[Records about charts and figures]
+---+
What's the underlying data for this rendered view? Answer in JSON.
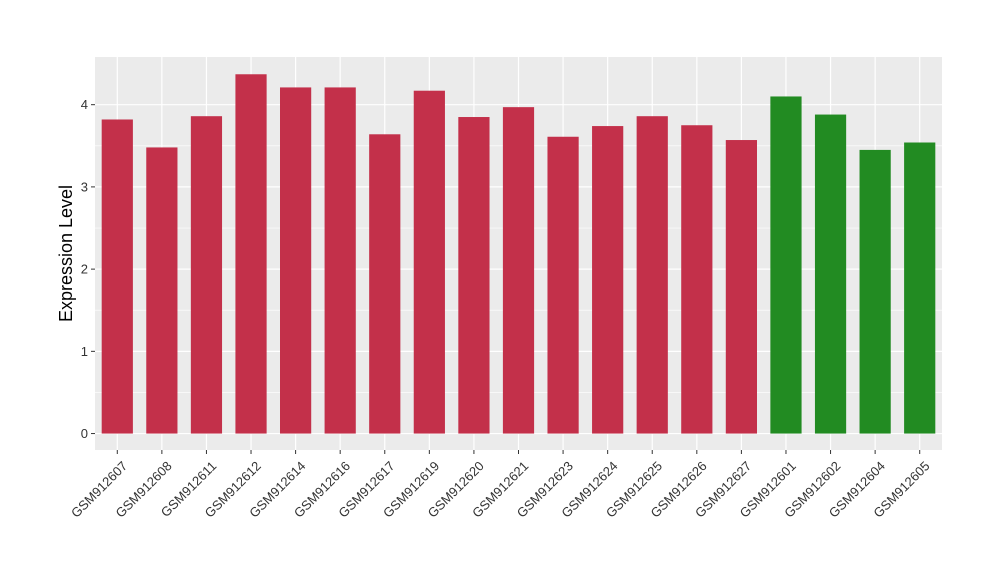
{
  "chart_data": {
    "type": "bar",
    "title": "",
    "xlabel": "",
    "ylabel": "Expression Level",
    "ylim": [
      -0.2,
      4.58
    ],
    "yticks": [
      0,
      1,
      2,
      3,
      4
    ],
    "grid": true,
    "categories": [
      "GSM912607",
      "GSM912608",
      "GSM912611",
      "GSM912612",
      "GSM912614",
      "GSM912616",
      "GSM912617",
      "GSM912619",
      "GSM912620",
      "GSM912621",
      "GSM912623",
      "GSM912624",
      "GSM912625",
      "GSM912626",
      "GSM912627",
      "GSM912601",
      "GSM912602",
      "GSM912604",
      "GSM912605"
    ],
    "values": [
      3.82,
      3.48,
      3.86,
      4.37,
      4.21,
      4.21,
      3.64,
      4.17,
      3.85,
      3.97,
      3.61,
      3.74,
      3.86,
      3.75,
      3.57,
      4.1,
      3.88,
      3.45,
      3.54
    ],
    "groups": [
      "A",
      "A",
      "A",
      "A",
      "A",
      "A",
      "A",
      "A",
      "A",
      "A",
      "A",
      "A",
      "A",
      "A",
      "A",
      "B",
      "B",
      "B",
      "B"
    ],
    "group_colors": {
      "A": "#c3304a",
      "B": "#228b22"
    },
    "panel_color": "#ebebeb",
    "grid_color": "#ffffff"
  }
}
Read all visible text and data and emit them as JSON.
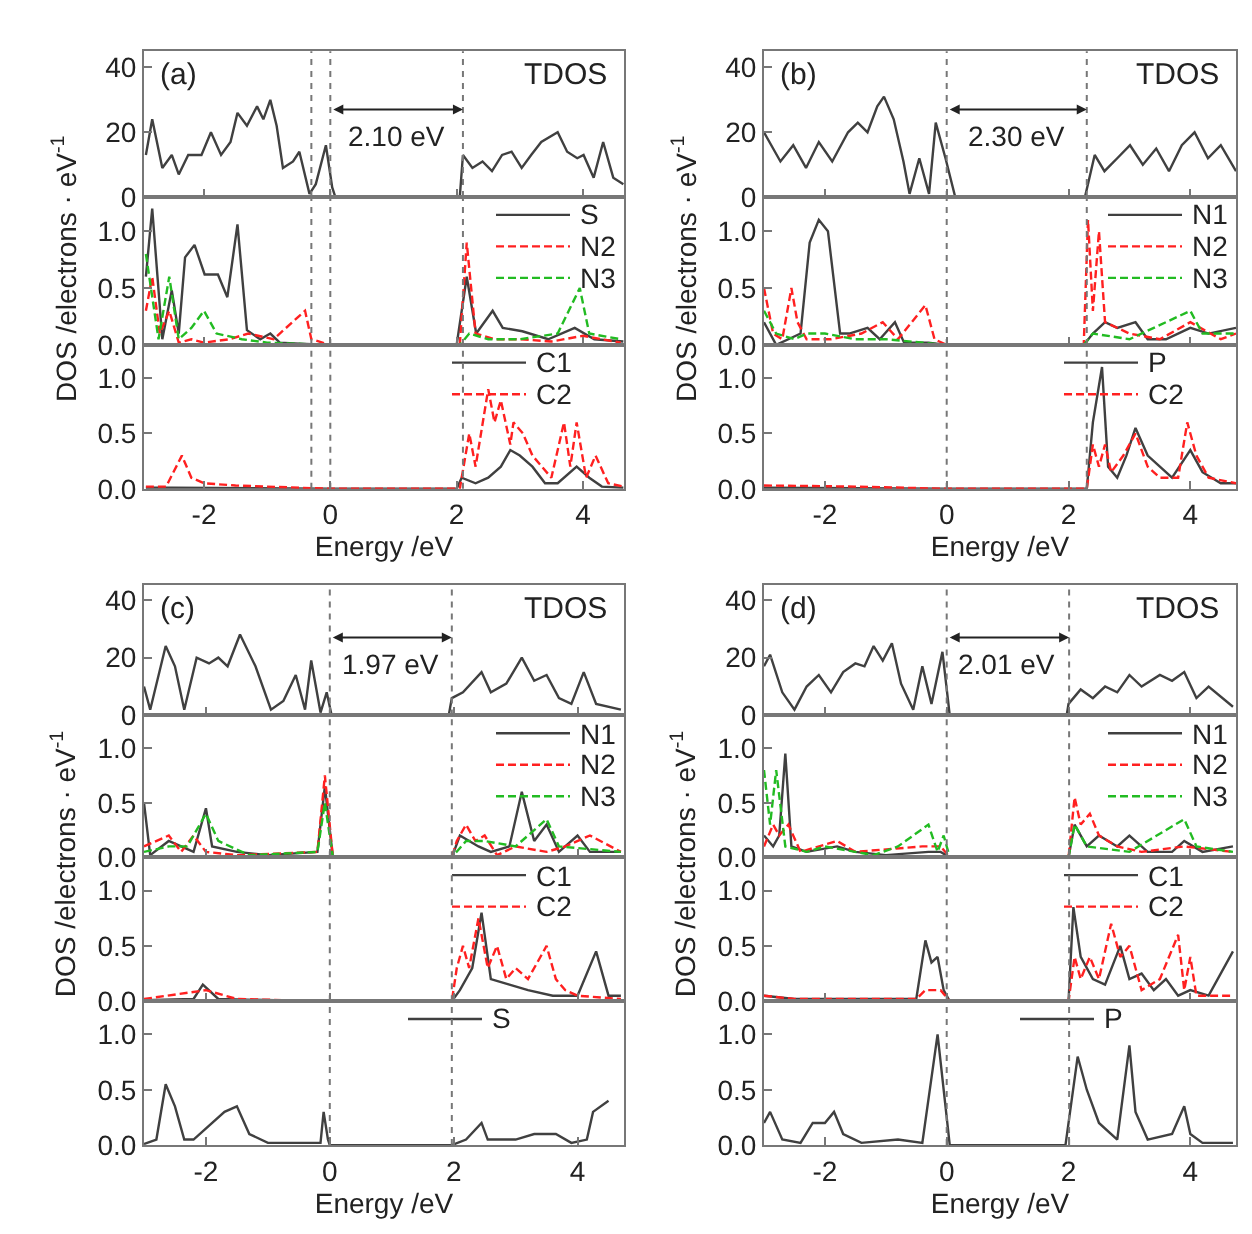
+---+
## EXERCISE:
Transcribe every entry word for word, but skip the pictures.

## CORRECT RESPONSE:
What's the underlying data for this rendered view? Answer in JSON.
{
  "chart_data": {
    "type": "bar",
    "title": "",
    "xlabel": "",
    "ylabel": "Expression Level",
    "ylim": [
      -0.2,
      4.58
    ],
    "yticks": [
      0,
      1,
      2,
      3,
      4
    ],
    "grid": true,
    "categories": [
      "GSM912607",
      "GSM912608",
      "GSM912611",
      "GSM912612",
      "GSM912614",
      "GSM912616",
      "GSM912617",
      "GSM912619",
      "GSM912620",
      "GSM912621",
      "GSM912623",
      "GSM912624",
      "GSM912625",
      "GSM912626",
      "GSM912627",
      "GSM912601",
      "GSM912602",
      "GSM912604",
      "GSM912605"
    ],
    "values": [
      3.82,
      3.48,
      3.86,
      4.37,
      4.21,
      4.21,
      3.64,
      4.17,
      3.85,
      3.97,
      3.61,
      3.74,
      3.86,
      3.75,
      3.57,
      4.1,
      3.88,
      3.45,
      3.54
    ],
    "groups": [
      "A",
      "A",
      "A",
      "A",
      "A",
      "A",
      "A",
      "A",
      "A",
      "A",
      "A",
      "A",
      "A",
      "A",
      "A",
      "B",
      "B",
      "B",
      "B"
    ],
    "group_colors": {
      "A": "#c3304a",
      "B": "#228b22"
    },
    "panel_color": "#ebebeb",
    "grid_color": "#ffffff"
  }
}
Read all visible text and data and emit them as JSON.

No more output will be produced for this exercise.